▶ **EXCERPTED TEXT**
____________

Cameroon Closes Down Cattle Market as Militants Turn to Rustlingby and
Boko Haram said to steal cattle to fund arms, food buying
Cameroon defense force arrests 63 people in overnight raid
Cameroon shut down the biggest cattle market in the Far North region because suspected Boko Haram militants are seen trading stolen livestock to finance weapons and food.
The closing of Meme in Mayo-Sava, where a double bombing in February killed 24 people, came as authorities believe the Islamist group is poised to resume attacks in the region, Governor Midjiyawa Bakari said by phone on Monday. Four people were killed and two seriously injured on Aug. 21 after a suspected militant detonated explosives outside the main market in the town of Mora.
“They have established a cattle-theft and sales network in the area which we must urgently dismantle,” Bakari said. “It’s obvious that the money generated from such sales is helping Boko Haram to buy food at the same market, and also guns from elsewhere.”

____________

▶ **TASKS TO CARRY OUT**
A – Rewrite the passage of the Cameroon cattle market article that begins at "Cameroon Closes Down" and ends at "town of Mora.", putting "the insurgents" wherever "Boko Haram" appears.
B – In the Cameroon cattle market article, how many people died in the February double bombing in Mayo-Sava?

____________

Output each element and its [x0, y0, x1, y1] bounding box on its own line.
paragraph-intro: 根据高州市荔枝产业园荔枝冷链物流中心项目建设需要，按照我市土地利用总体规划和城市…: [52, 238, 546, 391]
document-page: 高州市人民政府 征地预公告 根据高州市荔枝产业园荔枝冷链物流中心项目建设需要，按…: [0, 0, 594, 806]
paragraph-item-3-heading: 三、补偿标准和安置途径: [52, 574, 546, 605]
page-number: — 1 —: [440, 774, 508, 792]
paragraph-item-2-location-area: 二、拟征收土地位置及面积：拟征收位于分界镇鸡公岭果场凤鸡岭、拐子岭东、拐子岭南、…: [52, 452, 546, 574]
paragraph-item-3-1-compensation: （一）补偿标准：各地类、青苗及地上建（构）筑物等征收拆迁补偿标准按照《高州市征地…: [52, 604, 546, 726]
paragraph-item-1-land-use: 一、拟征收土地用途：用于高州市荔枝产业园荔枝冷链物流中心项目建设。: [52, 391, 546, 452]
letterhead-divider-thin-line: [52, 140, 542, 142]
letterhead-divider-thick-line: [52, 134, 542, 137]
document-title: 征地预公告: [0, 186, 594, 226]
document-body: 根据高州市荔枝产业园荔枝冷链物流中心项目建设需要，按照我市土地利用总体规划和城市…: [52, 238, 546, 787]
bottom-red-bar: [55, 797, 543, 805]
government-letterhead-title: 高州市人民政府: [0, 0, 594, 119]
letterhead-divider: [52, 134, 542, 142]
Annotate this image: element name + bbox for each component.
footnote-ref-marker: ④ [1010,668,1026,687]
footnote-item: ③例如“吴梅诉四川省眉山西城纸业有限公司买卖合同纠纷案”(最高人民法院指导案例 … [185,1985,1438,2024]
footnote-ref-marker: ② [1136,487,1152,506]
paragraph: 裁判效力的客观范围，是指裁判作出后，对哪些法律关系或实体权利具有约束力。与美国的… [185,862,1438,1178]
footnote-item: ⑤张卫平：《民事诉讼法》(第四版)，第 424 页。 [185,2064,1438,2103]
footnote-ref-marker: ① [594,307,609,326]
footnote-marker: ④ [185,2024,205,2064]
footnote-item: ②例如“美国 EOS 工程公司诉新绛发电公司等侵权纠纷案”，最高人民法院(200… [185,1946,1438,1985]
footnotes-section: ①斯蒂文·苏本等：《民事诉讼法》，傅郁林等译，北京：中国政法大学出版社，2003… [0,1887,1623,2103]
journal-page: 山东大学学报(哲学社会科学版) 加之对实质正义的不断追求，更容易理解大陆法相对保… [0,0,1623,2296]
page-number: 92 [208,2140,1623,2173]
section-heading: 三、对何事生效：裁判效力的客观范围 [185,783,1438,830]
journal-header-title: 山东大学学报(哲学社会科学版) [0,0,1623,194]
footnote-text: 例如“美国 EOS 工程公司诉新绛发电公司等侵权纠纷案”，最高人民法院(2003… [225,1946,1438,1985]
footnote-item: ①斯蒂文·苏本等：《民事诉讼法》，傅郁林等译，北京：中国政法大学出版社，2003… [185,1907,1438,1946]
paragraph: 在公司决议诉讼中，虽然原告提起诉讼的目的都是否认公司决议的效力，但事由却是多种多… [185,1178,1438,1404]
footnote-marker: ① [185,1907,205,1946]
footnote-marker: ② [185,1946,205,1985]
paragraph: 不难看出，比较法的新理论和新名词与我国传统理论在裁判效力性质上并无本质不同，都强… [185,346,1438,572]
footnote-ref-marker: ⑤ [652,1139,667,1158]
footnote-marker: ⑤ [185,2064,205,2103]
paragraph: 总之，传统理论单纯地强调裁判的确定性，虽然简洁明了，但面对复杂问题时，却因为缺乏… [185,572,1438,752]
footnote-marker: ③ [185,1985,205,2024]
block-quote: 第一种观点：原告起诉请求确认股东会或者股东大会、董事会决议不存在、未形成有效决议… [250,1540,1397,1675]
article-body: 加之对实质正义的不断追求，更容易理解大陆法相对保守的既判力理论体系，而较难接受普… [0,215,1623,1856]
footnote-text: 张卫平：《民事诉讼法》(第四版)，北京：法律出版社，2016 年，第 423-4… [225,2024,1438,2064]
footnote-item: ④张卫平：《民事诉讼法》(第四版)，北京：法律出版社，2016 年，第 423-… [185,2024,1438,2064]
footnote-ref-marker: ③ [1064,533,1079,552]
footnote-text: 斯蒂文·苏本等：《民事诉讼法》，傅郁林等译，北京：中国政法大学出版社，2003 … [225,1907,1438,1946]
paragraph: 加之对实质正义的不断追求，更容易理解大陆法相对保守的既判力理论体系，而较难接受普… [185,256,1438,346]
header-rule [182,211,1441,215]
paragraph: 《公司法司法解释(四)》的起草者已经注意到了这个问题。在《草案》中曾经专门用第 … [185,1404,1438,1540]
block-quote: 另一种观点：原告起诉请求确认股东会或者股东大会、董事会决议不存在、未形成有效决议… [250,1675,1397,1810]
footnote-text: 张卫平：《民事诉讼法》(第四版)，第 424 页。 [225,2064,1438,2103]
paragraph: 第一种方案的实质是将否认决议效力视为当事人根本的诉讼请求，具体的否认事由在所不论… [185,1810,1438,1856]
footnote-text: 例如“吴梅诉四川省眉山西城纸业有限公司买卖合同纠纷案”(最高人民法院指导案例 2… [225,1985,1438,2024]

____________

▶ **TASK-BY-TASK RESULTS**
A –
Cameroon Closes Down Cattle Market as Militants Turn to Rustlingby and
the insurgents said to steal cattle to fund arms, food buying
Cameroon defense force arrests 63 people in overnight raid
Cameroon shut down the biggest cattle market in the Far North region because suspected the insurgents militants are seen trading stolen livestock to finance weapons and food.
The closing of Meme in Mayo-Sava, where a double bombing in February killed 24 people, came as authorities believe the Islamist group is poised to resume attacks in the region, Governor Midjiyawa Bakari said by phone on Monday. Four people were killed and two seriously injured on Aug. 21 after a suspected militant detonated explosives outside the main market in the town of Mora.

B – 24 people.